* [Dataset rows]:
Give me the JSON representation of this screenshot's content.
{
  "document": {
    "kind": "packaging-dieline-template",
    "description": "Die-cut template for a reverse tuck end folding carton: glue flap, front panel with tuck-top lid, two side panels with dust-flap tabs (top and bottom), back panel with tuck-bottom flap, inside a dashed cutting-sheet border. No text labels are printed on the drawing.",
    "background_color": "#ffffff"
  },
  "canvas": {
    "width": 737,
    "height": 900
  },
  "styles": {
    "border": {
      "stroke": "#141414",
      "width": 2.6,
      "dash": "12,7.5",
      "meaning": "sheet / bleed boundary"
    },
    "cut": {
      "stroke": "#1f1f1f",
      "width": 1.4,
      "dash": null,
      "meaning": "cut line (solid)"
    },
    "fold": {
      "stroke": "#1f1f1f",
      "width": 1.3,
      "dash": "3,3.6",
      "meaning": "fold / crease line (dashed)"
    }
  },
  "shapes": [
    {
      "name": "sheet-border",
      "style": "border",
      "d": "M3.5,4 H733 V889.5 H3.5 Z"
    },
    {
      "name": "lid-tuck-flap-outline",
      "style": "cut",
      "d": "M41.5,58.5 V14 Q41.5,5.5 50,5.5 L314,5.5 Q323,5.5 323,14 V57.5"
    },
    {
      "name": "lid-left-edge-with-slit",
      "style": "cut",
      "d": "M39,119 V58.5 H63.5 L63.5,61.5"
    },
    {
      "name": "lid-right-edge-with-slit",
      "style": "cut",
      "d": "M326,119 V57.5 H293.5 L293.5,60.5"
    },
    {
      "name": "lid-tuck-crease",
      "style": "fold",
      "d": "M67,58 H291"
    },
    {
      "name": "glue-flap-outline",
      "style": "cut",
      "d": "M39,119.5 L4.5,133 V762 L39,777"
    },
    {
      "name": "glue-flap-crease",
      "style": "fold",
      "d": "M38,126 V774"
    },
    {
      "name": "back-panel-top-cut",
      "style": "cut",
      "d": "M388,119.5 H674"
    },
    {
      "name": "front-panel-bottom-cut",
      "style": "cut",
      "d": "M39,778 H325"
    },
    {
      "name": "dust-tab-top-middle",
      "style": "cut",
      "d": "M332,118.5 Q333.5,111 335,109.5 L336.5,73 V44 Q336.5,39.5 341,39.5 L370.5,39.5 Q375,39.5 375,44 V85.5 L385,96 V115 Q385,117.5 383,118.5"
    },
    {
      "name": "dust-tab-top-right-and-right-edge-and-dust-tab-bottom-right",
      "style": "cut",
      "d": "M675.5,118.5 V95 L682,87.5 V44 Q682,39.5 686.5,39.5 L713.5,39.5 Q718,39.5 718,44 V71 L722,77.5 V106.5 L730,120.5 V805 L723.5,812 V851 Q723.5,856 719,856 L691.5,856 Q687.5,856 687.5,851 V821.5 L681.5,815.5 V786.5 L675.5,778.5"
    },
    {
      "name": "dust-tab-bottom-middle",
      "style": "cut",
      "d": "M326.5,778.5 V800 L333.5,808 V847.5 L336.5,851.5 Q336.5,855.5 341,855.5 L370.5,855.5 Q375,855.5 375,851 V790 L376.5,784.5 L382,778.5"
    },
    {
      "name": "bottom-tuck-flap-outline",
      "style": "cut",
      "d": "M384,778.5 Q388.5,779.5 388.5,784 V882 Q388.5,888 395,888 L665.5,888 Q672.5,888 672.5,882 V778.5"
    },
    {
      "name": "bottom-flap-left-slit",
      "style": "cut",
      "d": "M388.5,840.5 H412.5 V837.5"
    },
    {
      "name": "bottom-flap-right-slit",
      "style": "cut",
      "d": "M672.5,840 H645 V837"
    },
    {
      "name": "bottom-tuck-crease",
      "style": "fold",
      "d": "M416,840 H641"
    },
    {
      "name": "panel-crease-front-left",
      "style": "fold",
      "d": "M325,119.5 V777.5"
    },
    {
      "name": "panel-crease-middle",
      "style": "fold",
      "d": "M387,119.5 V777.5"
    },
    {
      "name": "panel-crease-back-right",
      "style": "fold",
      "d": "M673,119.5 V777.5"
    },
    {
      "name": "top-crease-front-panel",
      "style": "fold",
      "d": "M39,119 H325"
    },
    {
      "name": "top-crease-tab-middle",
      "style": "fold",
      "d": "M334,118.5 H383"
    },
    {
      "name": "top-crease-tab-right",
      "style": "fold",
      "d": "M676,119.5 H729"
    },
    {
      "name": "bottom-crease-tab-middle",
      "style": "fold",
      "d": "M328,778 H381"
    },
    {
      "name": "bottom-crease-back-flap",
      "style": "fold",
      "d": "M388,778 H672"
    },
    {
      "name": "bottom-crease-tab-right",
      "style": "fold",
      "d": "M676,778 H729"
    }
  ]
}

* [Short problem]: Quote each line of the data above exactly as written.

* [Solution to this exercise]:
Give me the JSON representation of this screenshot's content.
{
  "document": {
    "kind": "packaging-dieline-template",
    "description": "Die-cut template for a reverse tuck end folding carton: glue flap, front panel with tuck-top lid, two side panels with dust-flap tabs (top and bottom), back panel with tuck-bottom flap, inside a dashed cutting-sheet border. No text labels are printed on the drawing.",
    "background_color": "#ffffff"
  },
  "canvas": {
    "width": 737,
    "height": 900
  },
  "styles": {
    "border": {
      "stroke": "#141414",
      "width": 2.6,
      "dash": "12,7.5",
      "meaning": "sheet / bleed boundary"
    },
    "cut": {
      "stroke": "#1f1f1f",
      "width": 1.4,
      "dash": null,
      "meaning": "cut line (solid)"
    },
    "fold": {
      "stroke": "#1f1f1f",
      "width": 1.3,
      "dash": "3,3.6",
      "meaning": "fold / crease line (dashed)"
    }
  },
  "shapes": [
    {
      "name": "sheet-border",
      "style": "border",
      "d": "M3.5,4 H733 V889.5 H3.5 Z"
    },
    {
      "name": "lid-tuck-flap-outline",
      "style": "cut",
      "d": "M41.5,58.5 V14 Q41.5,5.5 50,5.5 L314,5.5 Q323,5.5 323,14 V57.5"
    },
    {
      "name": "lid-left-edge-with-slit",
      "style": "cut",
      "d": "M39,119 V58.5 H63.5 L63.5,61.5"
    },
    {
      "name": "lid-right-edge-with-slit",
      "style": "cut",
      "d": "M326,119 V57.5 H293.5 L293.5,60.5"
    },
    {
      "name": "lid-tuck-crease",
      "style": "fold",
      "d": "M67,58 H291"
    },
    {
      "name": "glue-flap-outline",
      "style": "cut",
      "d": "M39,119.5 L4.5,133 V762 L39,777"
    },
    {
      "name": "glue-flap-crease",
      "style": "fold",
      "d": "M38,126 V774"
    },
    {
      "name": "back-panel-top-cut",
      "style": "cut",
      "d": "M388,119.5 H674"
    },
    {
      "name": "front-panel-bottom-cut",
      "style": "cut",
      "d": "M39,778 H325"
    },
    {
      "name": "dust-tab-top-middle",
      "style": "cut",
      "d": "M332,118.5 Q333.5,111 335,109.5 L336.5,73 V44 Q336.5,39.5 341,39.5 L370.5,39.5 Q375,39.5 375,44 V85.5 L385,96 V115 Q385,117.5 383,118.5"
    },
    {
      "name": "dust-tab-top-right-and-right-edge-and-dust-tab-bottom-right",
      "style": "cut",
      "d": "M675.5,118.5 V95 L682,87.5 V44 Q682,39.5 686.5,39.5 L713.5,39.5 Q718,39.5 718,44 V71 L722,77.5 V106.5 L730,120.5 V805 L723.5,812 V851 Q723.5,856 719,856 L691.5,856 Q687.5,856 687.5,851 V821.5 L681.5,815.5 V786.5 L675.5,778.5"
    },
    {
      "name": "dust-tab-bottom-middle",
      "style": "cut",
      "d": "M326.5,778.5 V800 L333.5,808 V847.5 L336.5,851.5 Q336.5,855.5 341,855.5 L370.5,855.5 Q375,855.5 375,851 V790 L376.5,784.5 L382,778.5"
    },
    {
      "name": "bottom-tuck-flap-outline",
      "style": "cut",
      "d": "M384,778.5 Q388.5,779.5 388.5,784 V882 Q388.5,888 395,888 L665.5,888 Q672.5,888 672.5,882 V778.5"
    },
    {
      "name": "bottom-flap-left-slit",
      "style": "cut",
      "d": "M388.5,840.5 H412.5 V837.5"
    },
    {
      "name": "bottom-flap-right-slit",
      "style": "cut",
      "d": "M672.5,840 H645 V837"
    },
    {
      "name": "bottom-tuck-crease",
      "style": "fold",
      "d": "M416,840 H641"
    },
    {
      "name": "panel-crease-front-left",
      "style": "fold",
      "d": "M325,119.5 V777.5"
    },
    {
      "name": "panel-crease-middle",
      "style": "fold",
      "d": "M387,119.5 V777.5"
    },
    {
      "name": "panel-crease-back-right",
      "style": "fold",
      "d": "M673,119.5 V777.5"
    },
    {
      "name": "top-crease-front-panel",
      "style": "fold",
      "d": "M39,119 H325"
    },
    {
      "name": "top-crease-tab-middle",
      "style": "fold",
      "d": "M334,118.5 H383"
    },
    {
      "name": "top-crease-tab-right",
      "style": "fold",
      "d": "M676,119.5 H729"
    },
    {
      "name": "bottom-crease-tab-middle",
      "style": "fold",
      "d": "M328,778 H381"
    },
    {
      "name": "bottom-crease-back-flap",
      "style": "fold",
      "d": "M388,778 H672"
    },
    {
      "name": "bottom-crease-tab-right",
      "style": "fold",
      "d": "M676,778 H729"
    }
  ]
}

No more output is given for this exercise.